Repeat the records below exactly.

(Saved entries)
+++

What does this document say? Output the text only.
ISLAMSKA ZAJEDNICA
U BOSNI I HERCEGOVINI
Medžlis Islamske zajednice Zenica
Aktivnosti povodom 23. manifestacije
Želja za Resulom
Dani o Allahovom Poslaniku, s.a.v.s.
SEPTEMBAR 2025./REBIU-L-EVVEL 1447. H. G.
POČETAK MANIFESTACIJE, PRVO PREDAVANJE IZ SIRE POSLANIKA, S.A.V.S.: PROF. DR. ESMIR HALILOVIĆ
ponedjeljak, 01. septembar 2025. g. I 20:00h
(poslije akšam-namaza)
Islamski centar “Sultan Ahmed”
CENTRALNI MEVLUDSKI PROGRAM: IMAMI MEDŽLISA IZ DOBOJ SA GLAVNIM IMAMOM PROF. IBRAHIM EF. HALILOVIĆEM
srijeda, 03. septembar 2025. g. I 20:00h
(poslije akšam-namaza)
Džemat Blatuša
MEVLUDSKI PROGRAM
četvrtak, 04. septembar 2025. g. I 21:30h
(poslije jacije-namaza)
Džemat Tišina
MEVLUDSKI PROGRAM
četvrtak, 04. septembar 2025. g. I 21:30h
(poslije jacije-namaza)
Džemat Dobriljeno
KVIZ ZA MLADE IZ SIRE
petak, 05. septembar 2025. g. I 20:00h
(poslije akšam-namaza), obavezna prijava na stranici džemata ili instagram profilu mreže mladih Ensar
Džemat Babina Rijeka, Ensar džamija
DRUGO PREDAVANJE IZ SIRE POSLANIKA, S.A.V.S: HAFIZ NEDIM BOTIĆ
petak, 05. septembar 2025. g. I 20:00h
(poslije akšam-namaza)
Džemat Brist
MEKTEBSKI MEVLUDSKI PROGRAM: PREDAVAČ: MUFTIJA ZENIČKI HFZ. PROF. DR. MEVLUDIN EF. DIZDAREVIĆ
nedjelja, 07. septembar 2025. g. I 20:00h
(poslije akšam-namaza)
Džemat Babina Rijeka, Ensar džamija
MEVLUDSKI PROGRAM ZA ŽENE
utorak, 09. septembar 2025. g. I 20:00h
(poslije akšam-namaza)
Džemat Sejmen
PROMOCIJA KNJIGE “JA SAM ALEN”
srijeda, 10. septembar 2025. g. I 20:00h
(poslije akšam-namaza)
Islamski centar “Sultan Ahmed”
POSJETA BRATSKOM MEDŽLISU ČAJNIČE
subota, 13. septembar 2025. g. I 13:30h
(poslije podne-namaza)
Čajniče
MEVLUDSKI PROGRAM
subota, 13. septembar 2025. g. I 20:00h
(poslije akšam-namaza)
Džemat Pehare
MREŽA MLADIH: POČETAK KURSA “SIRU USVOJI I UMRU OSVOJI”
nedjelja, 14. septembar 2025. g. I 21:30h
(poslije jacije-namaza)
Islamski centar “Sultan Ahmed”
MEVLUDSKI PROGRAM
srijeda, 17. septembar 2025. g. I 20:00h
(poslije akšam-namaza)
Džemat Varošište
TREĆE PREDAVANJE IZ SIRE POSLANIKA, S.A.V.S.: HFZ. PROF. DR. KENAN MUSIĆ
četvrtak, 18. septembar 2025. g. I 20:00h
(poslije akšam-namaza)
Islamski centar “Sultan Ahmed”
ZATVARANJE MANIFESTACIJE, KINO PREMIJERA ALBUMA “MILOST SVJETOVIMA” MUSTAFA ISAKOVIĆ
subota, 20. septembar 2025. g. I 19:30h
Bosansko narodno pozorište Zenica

+++

• Response
What does this document say? Output the text only.
ISLAMSKA ZAJEDNICA
U BOSNI I HERCEGOVINI
Medžlis Islamske zajednice Zenica
Aktivnosti povodom 23. manifestacije
Želja za Resulom
Dani o Allahovom Poslaniku, s.a.v.s.
SEPTEMBAR 2025./REBIU-L-EVVEL 1447. H. G.
POČETAK MANIFESTACIJE, PRVO PREDAVANJE IZ SIRE POSLANIKA, S.A.V.S.: PROF. DR. ESMIR HALILOVIĆ
ponedjeljak, 01. septembar 2025. g. I 20:00h
(poslije akšam-namaza)
Islamski centar “Sultan Ahmed”
CENTRALNI MEVLUDSKI PROGRAM: IMAMI MEDŽLISA IZ DOBOJ SA GLAVNIM IMAMOM PROF. IBRAHIM EF. HALILOVIĆEM
srijeda, 03. septembar 2025. g. I 20:00h
(poslije akšam-namaza)
Džemat Blatuša
MEVLUDSKI PROGRAM
četvrtak, 04. septembar 2025. g. I 21:30h
(poslije jacije-namaza)
Džemat Tišina
MEVLUDSKI PROGRAM
četvrtak, 04. septembar 2025. g. I 21:30h
(poslije jacije-namaza)
Džemat Dobriljeno
KVIZ ZA MLADE IZ SIRE
petak, 05. septembar 2025. g. I 20:00h
(poslije akšam-namaza), obavezna prijava na stranici džemata ili instagram profilu mreže mladih Ensar
Džemat Babina Rijeka, Ensar džamija
DRUGO PREDAVANJE IZ SIRE POSLANIKA, S.A.V.S: HAFIZ NEDIM BOTIĆ
petak, 05. septembar 2025. g. I 20:00h
(poslije akšam-namaza)
Džemat Brist
MEKTEBSKI MEVLUDSKI PROGRAM: PREDAVAČ: MUFTIJA ZENIČKI HFZ. PROF. DR. MEVLUDIN EF. DIZDAREVIĆ
nedjelja, 07. septembar 2025. g. I 20:00h
(poslije akšam-namaza)
Džemat Babina Rijeka, Ensar džamija
MEVLUDSKI PROGRAM ZA ŽENE
utorak, 09. septembar 2025. g. I 20:00h
(poslije akšam-namaza)
Džemat Sejmen
PROMOCIJA KNJIGE “JA SAM ALEN”
srijeda, 10. septembar 2025. g. I 20:00h
(poslije akšam-namaza)
Islamski centar “Sultan Ahmed”
POSJETA BRATSKOM MEDŽLISU ČAJNIČE
subota, 13. septembar 2025. g. I 13:30h
(poslije podne-namaza)
Čajniče
MEVLUDSKI PROGRAM
subota, 13. septembar 2025. g. I 20:00h
(poslije akšam-namaza)
Džemat Pehare
MREŽA MLADIH: POČETAK KURSA “SIRU USVOJI I UMRU OSVOJI”
nedjelja, 14. septembar 2025. g. I 21:30h
(poslije jacije-namaza)
Islamski centar “Sultan Ahmed”
MEVLUDSKI PROGRAM
srijeda, 17. septembar 2025. g. I 20:00h
(poslije akšam-namaza)
Džemat Varošište
TREĆE PREDAVANJE IZ SIRE POSLANIKA, S.A.V.S.: HFZ. PROF. DR. KENAN MUSIĆ
četvrtak, 18. septembar 2025. g. I 20:00h
(poslije akšam-namaza)
Islamski centar “Sultan Ahmed”
ZATVARANJE MANIFESTACIJE, KINO PREMIJERA ALBUMA “MILOST SVJETOVIMA” MUSTAFA ISAKOVIĆ
subota, 20. septembar 2025. g. I 19:30h
Bosansko narodno pozorište Zenica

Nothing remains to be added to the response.